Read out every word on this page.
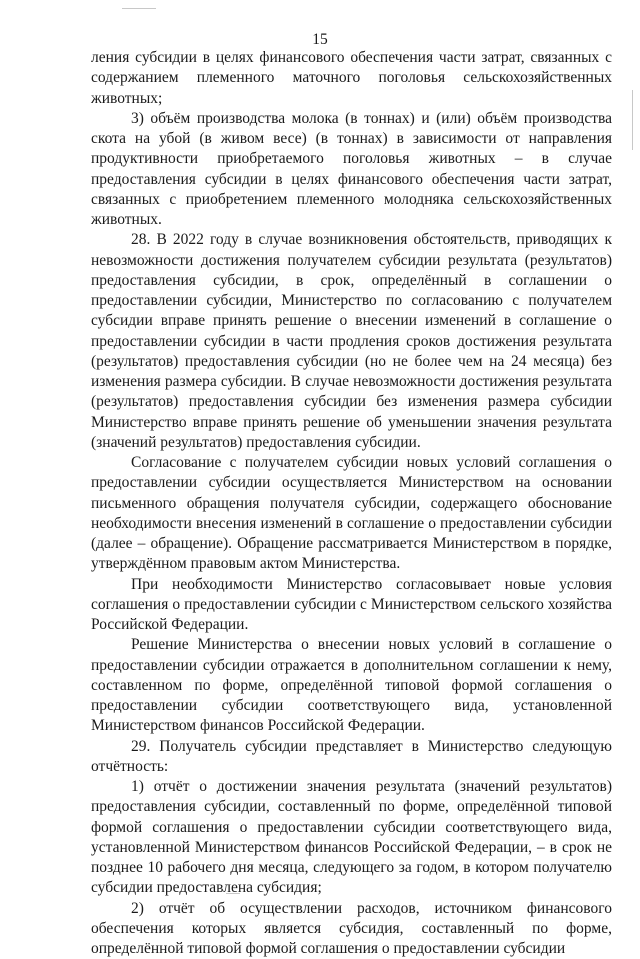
15

ления субсидии в целях финансового обеспечения части затрат, связанных с содержанием племенного маточного поголовья сельскохозяйственных животных;

3) объём производства молока (в тоннах) и (или) объём производства скота на убой (в живом весе) (в тоннах) в зависимости от направления продуктивности приобретаемого поголовья животных – в случае предоставления субсидии в целях финансового обеспечения части затрат, связанных с приобретением племенного молодняка сельскохозяйственных животных.

28. В 2022 году в случае возникновения обстоятельств, приводящих к невозможности достижения получателем субсидии результата (результатов) предоставления субсидии, в срок, определённый в соглашении о предоставлении субсидии, Министерство по согласованию с получателем субсидии вправе принять решение о внесении изменений в соглашение о предоставлении субсидии в части продления сроков достижения результата (результатов) предоставления субсидии (но не более чем на 24 месяца) без изменения размера субсидии. В случае невозможности достижения результата (результатов) предоставления субсидии без изменения размера субсидии Министерство вправе принять решение об уменьшении значения результата (значений результатов) предоставления субсидии.

Согласование с получателем субсидии новых условий соглашения о предоставлении субсидии осуществляется Министерством на основании письменного обращения получателя субсидии, содержащего обоснование необходимости внесения изменений в соглашение о предоставлении субсидии (далее – обращение). Обращение рассматривается Министерством в порядке, утверждённом правовым актом Министерства.

При необходимости Министерство согласовывает новые условия соглашения о предоставлении субсидии с Министерством сельского хозяйства Российской Федерации.

Решение Министерства о внесении новых условий в соглашение о предоставлении субсидии отражается в дополнительном соглашении к нему, составленном по форме, определённой типовой формой соглашения о предоставлении субсидии соответствующего вида, установленной Министерством финансов Российской Федерации.

29. Получатель субсидии представляет в Министерство следующую отчётность:

1) отчёт о достижении значения результата (значений результатов) предоставления субсидии, составленный по форме, определённой типовой формой соглашения о предоставлении субсидии соответствующего вида, установленной Министерством финансов Российской Федерации, – в срок не позднее 10 рабочего дня месяца, следующего за годом, в котором получателю субсидии предоставлена субсидия;

2) отчёт об осуществлении расходов, источником финансового обеспечения которых является субсидия, составленный по форме, определённой типовой формой соглашения о предоставлении субсидии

------------------------

• WHAT YOU SHOULD DO:
Copy each line in full and exactly, omitting any picture.

• FINISHED EXERCISE:
Read out every word on this page.
15

ления субсидии в целях финансового обеспечения части затрат, связанных с содержанием племенного маточного поголовья сельскохозяйственных животных;

3) объём производства молока (в тоннах) и (или) объём производства скота на убой (в живом весе) (в тоннах) в зависимости от направления продуктивности приобретаемого поголовья животных – в случае предоставления субсидии в целях финансового обеспечения части затрат, связанных с приобретением племенного молодняка сельскохозяйственных животных.

28. В 2022 году в случае возникновения обстоятельств, приводящих к невозможности достижения получателем субсидии результата (результатов) предоставления субсидии, в срок, определённый в соглашении о предоставлении субсидии, Министерство по согласованию с получателем субсидии вправе принять решение о внесении изменений в соглашение о предоставлении субсидии в части продления сроков достижения результата (результатов) предоставления субсидии (но не более чем на 24 месяца) без изменения размера субсидии. В случае невозможности достижения результата (результатов) предоставления субсидии без изменения размера субсидии Министерство вправе принять решение об уменьшении значения результата (значений результатов) предоставления субсидии.

Согласование с получателем субсидии новых условий соглашения о предоставлении субсидии осуществляется Министерством на основании письменного обращения получателя субсидии, содержащего обоснование необходимости внесения изменений в соглашение о предоставлении субсидии (далее – обращение). Обращение рассматривается Министерством в порядке, утверждённом правовым актом Министерства.

При необходимости Министерство согласовывает новые условия соглашения о предоставлении субсидии с Министерством сельского хозяйства Российской Федерации.

Решение Министерства о внесении новых условий в соглашение о предоставлении субсидии отражается в дополнительном соглашении к нему, составленном по форме, определённой типовой формой соглашения о предоставлении субсидии соответствующего вида, установленной Министерством финансов Российской Федерации.

29. Получатель субсидии представляет в Министерство следующую отчётность:

1) отчёт о достижении значения результата (значений результатов) предоставления субсидии, составленный по форме, определённой типовой формой соглашения о предоставлении субсидии соответствующего вида, установленной Министерством финансов Российской Федерации, – в срок не позднее 10 рабочего дня месяца, следующего за годом, в котором получателю субсидии предоставлена субсидия;

2) отчёт об осуществлении расходов, источником финансового обеспечения которых является субсидия, составленный по форме, определённой типовой формой соглашения о предоставлении субсидии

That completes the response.